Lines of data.
— Begin —

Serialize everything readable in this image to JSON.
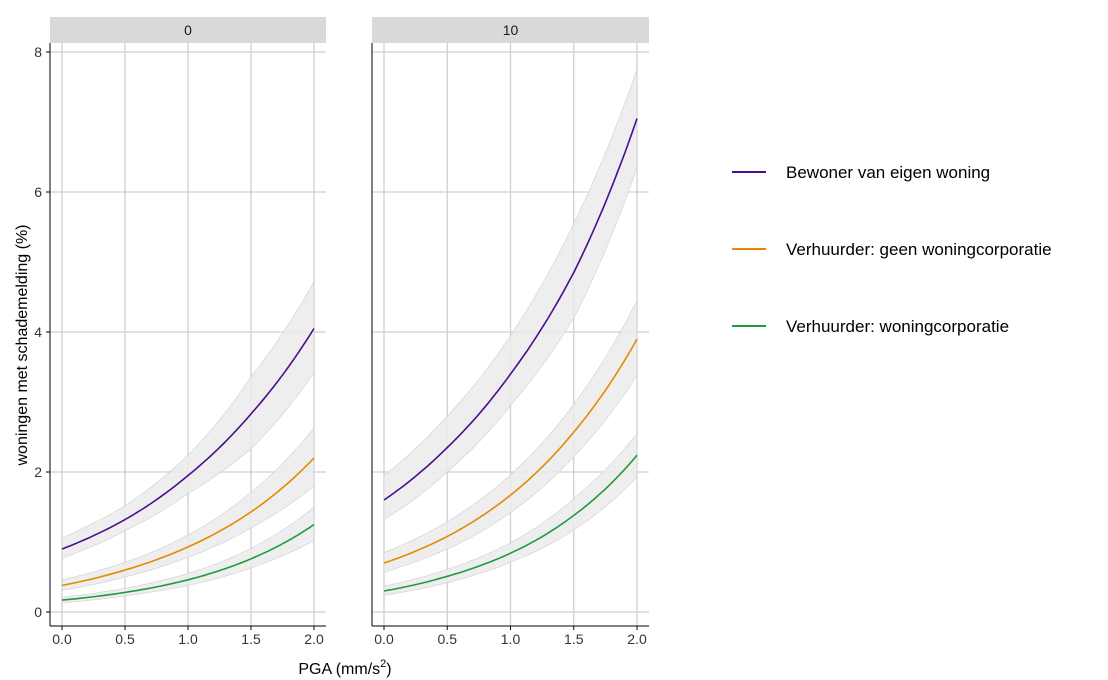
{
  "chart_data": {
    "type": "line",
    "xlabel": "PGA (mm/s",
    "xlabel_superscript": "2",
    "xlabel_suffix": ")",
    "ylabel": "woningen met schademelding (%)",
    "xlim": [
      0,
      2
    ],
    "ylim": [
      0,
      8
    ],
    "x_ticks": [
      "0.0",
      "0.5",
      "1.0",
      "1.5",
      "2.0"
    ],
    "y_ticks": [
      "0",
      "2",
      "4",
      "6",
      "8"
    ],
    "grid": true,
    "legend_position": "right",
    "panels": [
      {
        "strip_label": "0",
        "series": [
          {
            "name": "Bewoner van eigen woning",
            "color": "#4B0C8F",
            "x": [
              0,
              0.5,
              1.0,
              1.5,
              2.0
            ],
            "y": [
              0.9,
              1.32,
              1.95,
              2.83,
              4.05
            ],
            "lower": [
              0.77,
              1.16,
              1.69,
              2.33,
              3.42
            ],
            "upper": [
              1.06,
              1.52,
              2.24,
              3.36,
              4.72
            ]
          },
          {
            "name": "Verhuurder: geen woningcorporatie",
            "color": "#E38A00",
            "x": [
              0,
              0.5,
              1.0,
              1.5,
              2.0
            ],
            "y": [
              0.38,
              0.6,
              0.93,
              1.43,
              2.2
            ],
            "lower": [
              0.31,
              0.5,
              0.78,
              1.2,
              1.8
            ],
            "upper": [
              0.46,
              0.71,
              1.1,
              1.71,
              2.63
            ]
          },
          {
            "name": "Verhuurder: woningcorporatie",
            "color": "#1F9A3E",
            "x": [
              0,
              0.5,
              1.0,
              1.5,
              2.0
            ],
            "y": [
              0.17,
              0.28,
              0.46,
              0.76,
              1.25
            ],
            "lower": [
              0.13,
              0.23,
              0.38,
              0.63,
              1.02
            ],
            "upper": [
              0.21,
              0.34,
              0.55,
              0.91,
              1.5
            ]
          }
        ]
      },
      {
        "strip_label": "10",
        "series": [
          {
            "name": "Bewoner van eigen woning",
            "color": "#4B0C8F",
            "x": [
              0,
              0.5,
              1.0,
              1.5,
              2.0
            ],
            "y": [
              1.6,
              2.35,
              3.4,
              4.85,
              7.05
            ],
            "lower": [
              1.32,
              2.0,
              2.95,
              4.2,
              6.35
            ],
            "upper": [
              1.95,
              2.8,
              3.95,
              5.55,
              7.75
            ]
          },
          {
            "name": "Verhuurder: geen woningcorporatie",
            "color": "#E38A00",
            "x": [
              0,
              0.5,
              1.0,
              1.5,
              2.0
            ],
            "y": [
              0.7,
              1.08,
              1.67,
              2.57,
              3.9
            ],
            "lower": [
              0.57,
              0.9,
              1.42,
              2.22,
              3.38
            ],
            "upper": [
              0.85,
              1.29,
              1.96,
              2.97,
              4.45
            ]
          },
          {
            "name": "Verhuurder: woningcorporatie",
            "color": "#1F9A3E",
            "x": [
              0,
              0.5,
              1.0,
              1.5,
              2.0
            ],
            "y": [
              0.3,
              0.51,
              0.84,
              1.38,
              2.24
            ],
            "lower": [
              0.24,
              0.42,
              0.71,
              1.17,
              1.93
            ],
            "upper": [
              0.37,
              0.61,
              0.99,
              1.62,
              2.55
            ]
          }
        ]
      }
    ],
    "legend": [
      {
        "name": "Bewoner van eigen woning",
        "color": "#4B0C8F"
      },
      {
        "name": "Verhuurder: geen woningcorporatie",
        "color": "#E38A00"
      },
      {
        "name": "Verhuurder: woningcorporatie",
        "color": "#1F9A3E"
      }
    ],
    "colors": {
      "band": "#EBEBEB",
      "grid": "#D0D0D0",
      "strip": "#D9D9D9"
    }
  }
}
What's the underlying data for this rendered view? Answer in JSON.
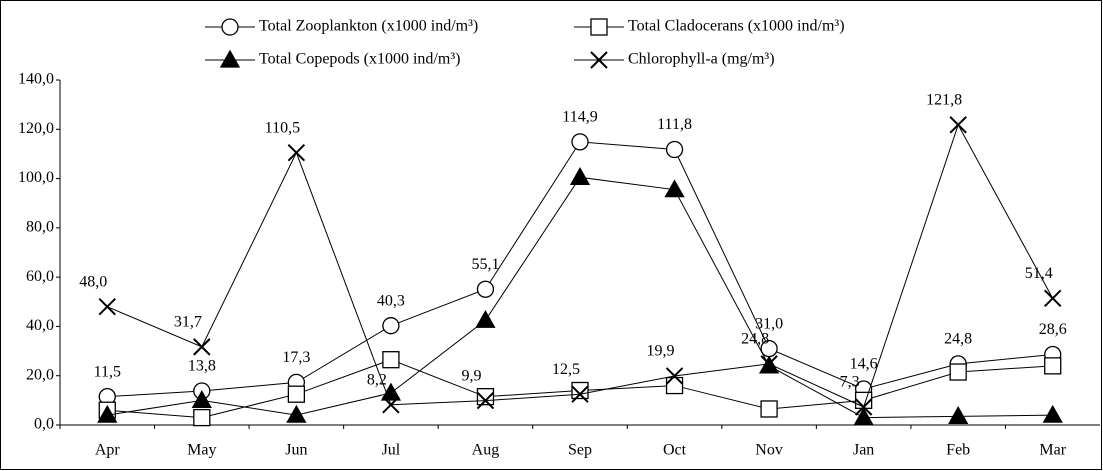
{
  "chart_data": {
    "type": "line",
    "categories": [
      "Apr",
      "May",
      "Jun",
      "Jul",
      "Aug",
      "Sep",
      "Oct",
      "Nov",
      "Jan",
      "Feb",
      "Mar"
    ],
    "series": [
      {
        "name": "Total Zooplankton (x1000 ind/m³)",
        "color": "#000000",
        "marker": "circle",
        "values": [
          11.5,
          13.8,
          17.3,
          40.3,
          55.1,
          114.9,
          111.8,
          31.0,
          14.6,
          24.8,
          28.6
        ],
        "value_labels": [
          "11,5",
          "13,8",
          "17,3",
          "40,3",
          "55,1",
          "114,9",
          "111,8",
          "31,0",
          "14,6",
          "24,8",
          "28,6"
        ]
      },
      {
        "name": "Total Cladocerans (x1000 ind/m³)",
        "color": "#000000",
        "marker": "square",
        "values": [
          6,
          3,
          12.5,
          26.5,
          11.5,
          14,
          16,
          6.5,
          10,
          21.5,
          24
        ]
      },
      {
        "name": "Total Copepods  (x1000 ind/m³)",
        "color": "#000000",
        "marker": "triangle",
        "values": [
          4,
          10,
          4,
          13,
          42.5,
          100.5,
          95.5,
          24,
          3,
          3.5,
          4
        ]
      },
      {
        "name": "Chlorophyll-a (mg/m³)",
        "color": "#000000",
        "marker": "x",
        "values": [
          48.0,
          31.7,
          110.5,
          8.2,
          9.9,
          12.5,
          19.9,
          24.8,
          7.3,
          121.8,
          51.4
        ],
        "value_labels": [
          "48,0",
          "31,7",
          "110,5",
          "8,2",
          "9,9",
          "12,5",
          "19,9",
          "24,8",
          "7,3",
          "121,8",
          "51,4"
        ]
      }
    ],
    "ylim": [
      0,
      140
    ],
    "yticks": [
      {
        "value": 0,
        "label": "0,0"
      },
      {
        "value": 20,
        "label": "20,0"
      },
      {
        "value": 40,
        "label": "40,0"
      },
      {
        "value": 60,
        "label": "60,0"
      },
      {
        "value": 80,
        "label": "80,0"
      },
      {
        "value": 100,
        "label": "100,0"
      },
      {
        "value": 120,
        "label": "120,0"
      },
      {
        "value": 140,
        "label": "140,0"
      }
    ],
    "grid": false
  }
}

— End —

TASK TO CARRY OUT. Omit any images, then output the listing exactly.

EXERCISE RESPONSE.
Serialize everything readable in this image to JSON.
{
  "chart_data": {
    "type": "line",
    "xlabel": "PGA (mm/s",
    "xlabel_superscript": "2",
    "xlabel_suffix": ")",
    "ylabel": "woningen met schademelding (%)",
    "xlim": [
      0,
      2
    ],
    "ylim": [
      0,
      8
    ],
    "x_ticks": [
      "0.0",
      "0.5",
      "1.0",
      "1.5",
      "2.0"
    ],
    "y_ticks": [
      "0",
      "2",
      "4",
      "6",
      "8"
    ],
    "grid": true,
    "legend_position": "right",
    "panels": [
      {
        "strip_label": "0",
        "series": [
          {
            "name": "Bewoner van eigen woning",
            "color": "#4B0C8F",
            "x": [
              0,
              0.5,
              1.0,
              1.5,
              2.0
            ],
            "y": [
              0.9,
              1.32,
              1.95,
              2.83,
              4.05
            ],
            "lower": [
              0.77,
              1.16,
              1.69,
              2.33,
              3.42
            ],
            "upper": [
              1.06,
              1.52,
              2.24,
              3.36,
              4.72
            ]
          },
          {
            "name": "Verhuurder: geen woningcorporatie",
            "color": "#E38A00",
            "x": [
              0,
              0.5,
              1.0,
              1.5,
              2.0
            ],
            "y": [
              0.38,
              0.6,
              0.93,
              1.43,
              2.2
            ],
            "lower": [
              0.31,
              0.5,
              0.78,
              1.2,
              1.8
            ],
            "upper": [
              0.46,
              0.71,
              1.1,
              1.71,
              2.63
            ]
          },
          {
            "name": "Verhuurder: woningcorporatie",
            "color": "#1F9A3E",
            "x": [
              0,
              0.5,
              1.0,
              1.5,
              2.0
            ],
            "y": [
              0.17,
              0.28,
              0.46,
              0.76,
              1.25
            ],
            "lower": [
              0.13,
              0.23,
              0.38,
              0.63,
              1.02
            ],
            "upper": [
              0.21,
              0.34,
              0.55,
              0.91,
              1.5
            ]
          }
        ]
      },
      {
        "strip_label": "10",
        "series": [
          {
            "name": "Bewoner van eigen woning",
            "color": "#4B0C8F",
            "x": [
              0,
              0.5,
              1.0,
              1.5,
              2.0
            ],
            "y": [
              1.6,
              2.35,
              3.4,
              4.85,
              7.05
            ],
            "lower": [
              1.32,
              2.0,
              2.95,
              4.2,
              6.35
            ],
            "upper": [
              1.95,
              2.8,
              3.95,
              5.55,
              7.75
            ]
          },
          {
            "name": "Verhuurder: geen woningcorporatie",
            "color": "#E38A00",
            "x": [
              0,
              0.5,
              1.0,
              1.5,
              2.0
            ],
            "y": [
              0.7,
              1.08,
              1.67,
              2.57,
              3.9
            ],
            "lower": [
              0.57,
              0.9,
              1.42,
              2.22,
              3.38
            ],
            "upper": [
              0.85,
              1.29,
              1.96,
              2.97,
              4.45
            ]
          },
          {
            "name": "Verhuurder: woningcorporatie",
            "color": "#1F9A3E",
            "x": [
              0,
              0.5,
              1.0,
              1.5,
              2.0
            ],
            "y": [
              0.3,
              0.51,
              0.84,
              1.38,
              2.24
            ],
            "lower": [
              0.24,
              0.42,
              0.71,
              1.17,
              1.93
            ],
            "upper": [
              0.37,
              0.61,
              0.99,
              1.62,
              2.55
            ]
          }
        ]
      }
    ],
    "legend": [
      {
        "name": "Bewoner van eigen woning",
        "color": "#4B0C8F"
      },
      {
        "name": "Verhuurder: geen woningcorporatie",
        "color": "#E38A00"
      },
      {
        "name": "Verhuurder: woningcorporatie",
        "color": "#1F9A3E"
      }
    ],
    "colors": {
      "band": "#EBEBEB",
      "grid": "#D0D0D0",
      "strip": "#D9D9D9"
    }
  }
}
What's the underlying data for this rendered view? Answer in JSON.
{
  "chart_data": {
    "type": "line",
    "categories": [
      "Apr",
      "May",
      "Jun",
      "Jul",
      "Aug",
      "Sep",
      "Oct",
      "Nov",
      "Jan",
      "Feb",
      "Mar"
    ],
    "series": [
      {
        "name": "Total Zooplankton (x1000 ind/m³)",
        "color": "#000000",
        "marker": "circle",
        "values": [
          11.5,
          13.8,
          17.3,
          40.3,
          55.1,
          114.9,
          111.8,
          31.0,
          14.6,
          24.8,
          28.6
        ],
        "value_labels": [
          "11,5",
          "13,8",
          "17,3",
          "40,3",
          "55,1",
          "114,9",
          "111,8",
          "31,0",
          "14,6",
          "24,8",
          "28,6"
        ]
      },
      {
        "name": "Total Cladocerans (x1000 ind/m³)",
        "color": "#000000",
        "marker": "square",
        "values": [
          6,
          3,
          12.5,
          26.5,
          11.5,
          14,
          16,
          6.5,
          10,
          21.5,
          24
        ]
      },
      {
        "name": "Total Copepods  (x1000 ind/m³)",
        "color": "#000000",
        "marker": "triangle",
        "values": [
          4,
          10,
          4,
          13,
          42.5,
          100.5,
          95.5,
          24,
          3,
          3.5,
          4
        ]
      },
      {
        "name": "Chlorophyll-a (mg/m³)",
        "color": "#000000",
        "marker": "x",
        "values": [
          48.0,
          31.7,
          110.5,
          8.2,
          9.9,
          12.5,
          19.9,
          24.8,
          7.3,
          121.8,
          51.4
        ],
        "value_labels": [
          "48,0",
          "31,7",
          "110,5",
          "8,2",
          "9,9",
          "12,5",
          "19,9",
          "24,8",
          "7,3",
          "121,8",
          "51,4"
        ]
      }
    ],
    "ylim": [
      0,
      140
    ],
    "yticks": [
      {
        "value": 0,
        "label": "0,0"
      },
      {
        "value": 20,
        "label": "20,0"
      },
      {
        "value": 40,
        "label": "40,0"
      },
      {
        "value": 60,
        "label": "60,0"
      },
      {
        "value": 80,
        "label": "80,0"
      },
      {
        "value": 100,
        "label": "100,0"
      },
      {
        "value": 120,
        "label": "120,0"
      },
      {
        "value": 140,
        "label": "140,0"
      }
    ],
    "grid": false
  }
}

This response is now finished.